§ STATED TASK: Give every line back verbatim, dropping all images.
--- start GIVEN DATA ---
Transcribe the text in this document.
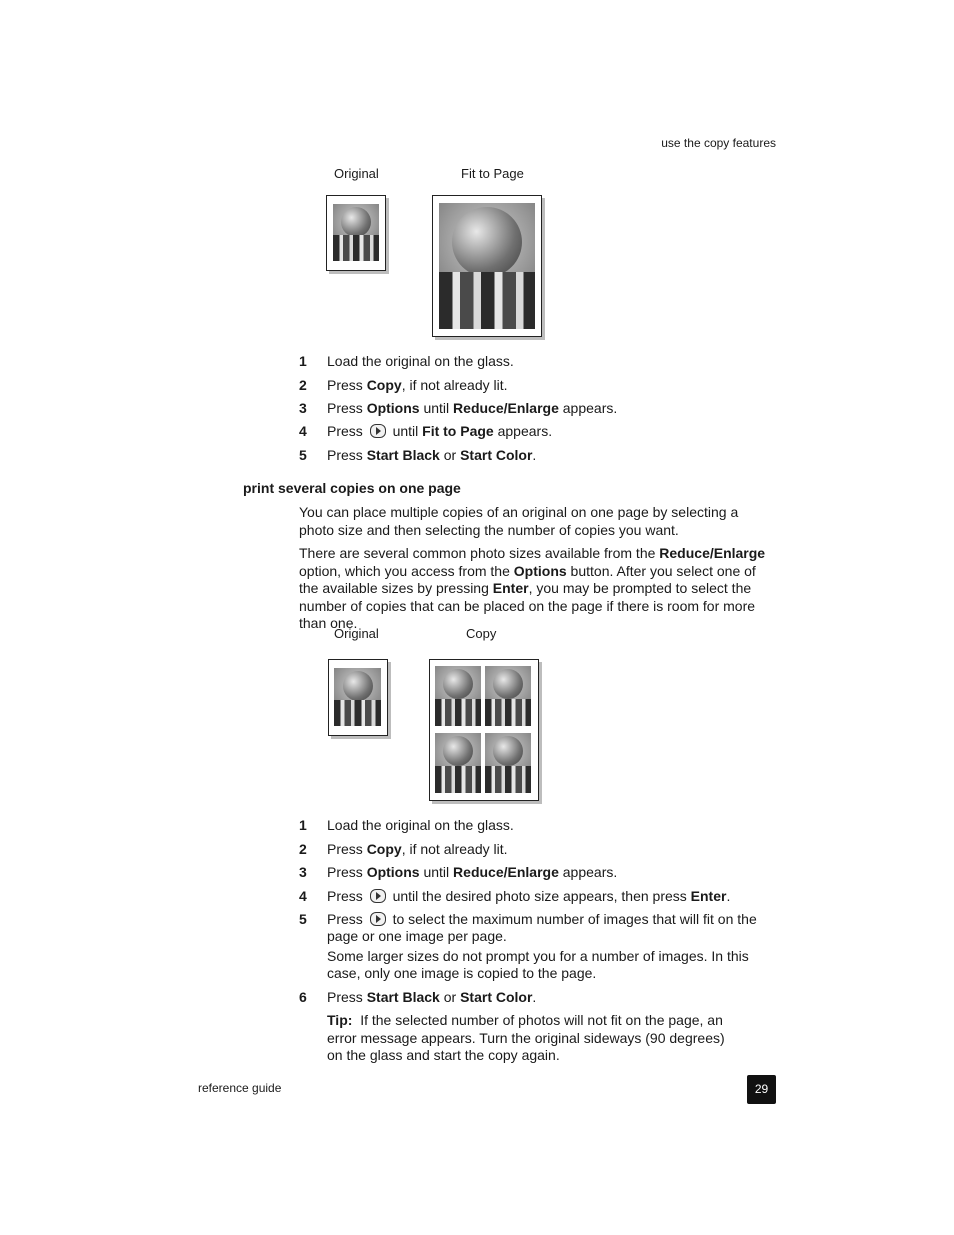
use the copy features
Original	Fit to Page
1 Load the original on the glass.
2 Press Copy, if not already lit.
3 Press Options until Reduce/Enlarge appears.
4 Press  until Fit to Page appears.
5 Press Start Black or Start Color.
print several copies on one page
You can place multiple copies of an original on one page by selecting a photo size and then selecting the number of copies you want.
There are several common photo sizes available from the Reduce/Enlarge option, which you access from the Options button. After you select one of the available sizes by pressing Enter, you may be prompted to select the number of copies that can be placed on the page if there is room for more than one.
Original	Copy
1 Load the original on the glass.
2 Press Copy, if not already lit.
3 Press Options until Reduce/Enlarge appears.
4 Press  until the desired photo size appears, then press Enter.
5 Press  to select the maximum number of images that will fit on the page or one image per page.
Some larger sizes do not prompt you for a number of images. In this case, only one image is copied to the page.
6 Press Start Black or Start Color.
Tip: If the selected number of photos will not fit on the page, an error message appears. Turn the original sideways (90 degrees) on the glass and start the copy again.
reference guide	29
--- end GIVEN DATA ---
§ ANSWER BELOW:
Transcribe the text in this document.
use the copy features
Original	Fit to Page
1 Load the original on the glass.
2 Press Copy, if not already lit.
3 Press Options until Reduce/Enlarge appears.
4 Press  until Fit to Page appears.
5 Press Start Black or Start Color.
print several copies on one page
You can place multiple copies of an original on one page by selecting a photo size and then selecting the number of copies you want.
There are several common photo sizes available from the Reduce/Enlarge option, which you access from the Options button. After you select one of the available sizes by pressing Enter, you may be prompted to select the number of copies that can be placed on the page if there is room for more than one.
Original	Copy
1 Load the original on the glass.
2 Press Copy, if not already lit.
3 Press Options until Reduce/Enlarge appears.
4 Press  until the desired photo size appears, then press Enter.
5 Press  to select the maximum number of images that will fit on the page or one image per page.
Some larger sizes do not prompt you for a number of images. In this case, only one image is copied to the page.
6 Press Start Black or Start Color.
Tip: If the selected number of photos will not fit on the page, an error message appears. Turn the original sideways (90 degrees) on the glass and start the copy again.
reference guide	29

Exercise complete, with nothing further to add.